— BEGIN Data in this exercise —
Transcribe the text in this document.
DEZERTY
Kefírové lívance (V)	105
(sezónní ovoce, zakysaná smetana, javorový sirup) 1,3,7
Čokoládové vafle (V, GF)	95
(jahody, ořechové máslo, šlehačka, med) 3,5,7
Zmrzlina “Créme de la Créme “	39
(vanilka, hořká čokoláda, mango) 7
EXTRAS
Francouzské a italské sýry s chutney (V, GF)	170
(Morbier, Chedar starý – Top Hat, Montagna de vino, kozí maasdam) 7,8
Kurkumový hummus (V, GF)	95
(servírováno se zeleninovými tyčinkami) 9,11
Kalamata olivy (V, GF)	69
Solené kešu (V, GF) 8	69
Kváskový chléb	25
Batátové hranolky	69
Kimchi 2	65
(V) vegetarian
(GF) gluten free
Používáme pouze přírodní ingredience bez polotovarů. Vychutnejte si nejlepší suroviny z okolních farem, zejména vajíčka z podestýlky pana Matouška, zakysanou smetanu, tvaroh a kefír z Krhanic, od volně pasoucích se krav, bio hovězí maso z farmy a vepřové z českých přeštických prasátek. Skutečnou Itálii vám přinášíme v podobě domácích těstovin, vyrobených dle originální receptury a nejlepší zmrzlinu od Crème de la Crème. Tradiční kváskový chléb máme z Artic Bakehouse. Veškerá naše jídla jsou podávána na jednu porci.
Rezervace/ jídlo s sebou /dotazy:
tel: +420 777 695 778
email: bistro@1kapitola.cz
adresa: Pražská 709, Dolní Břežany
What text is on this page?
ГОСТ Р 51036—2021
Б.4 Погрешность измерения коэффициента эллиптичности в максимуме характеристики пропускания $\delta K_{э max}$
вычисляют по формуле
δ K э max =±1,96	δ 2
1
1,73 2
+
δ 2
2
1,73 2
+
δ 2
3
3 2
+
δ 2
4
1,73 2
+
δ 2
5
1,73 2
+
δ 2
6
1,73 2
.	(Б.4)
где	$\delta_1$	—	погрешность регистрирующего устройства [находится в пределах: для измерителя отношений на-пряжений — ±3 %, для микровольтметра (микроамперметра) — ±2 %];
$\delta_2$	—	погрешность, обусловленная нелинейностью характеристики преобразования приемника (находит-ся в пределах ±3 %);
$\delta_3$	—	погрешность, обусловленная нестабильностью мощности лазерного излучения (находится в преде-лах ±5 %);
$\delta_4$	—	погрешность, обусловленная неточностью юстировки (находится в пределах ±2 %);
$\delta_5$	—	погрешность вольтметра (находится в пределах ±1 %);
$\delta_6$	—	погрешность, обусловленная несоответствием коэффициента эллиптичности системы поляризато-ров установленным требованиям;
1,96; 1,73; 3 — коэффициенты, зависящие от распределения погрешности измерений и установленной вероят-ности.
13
— END Data in this exercise —
• What needs to be done: Read through the entries and copy each line in which "обусловленная" appears.

• Correct response:
$\delta_2$	—	погрешность, обусловленная нелинейностью характеристики преобразования приемника (находит-ся в пределах ±3 %);
$\delta_3$	—	погрешность, обусловленная нестабильностью мощности лазерного излучения (находится в преде-лах ±5 %);
$\delta_4$	—	погрешность, обусловленная неточностью юстировки (находится в пределах ±2 %);
$\delta_6$	—	погрешность, обусловленная несоответствием коэффициента эллиптичности системы поляризато-ров установленным требованиям;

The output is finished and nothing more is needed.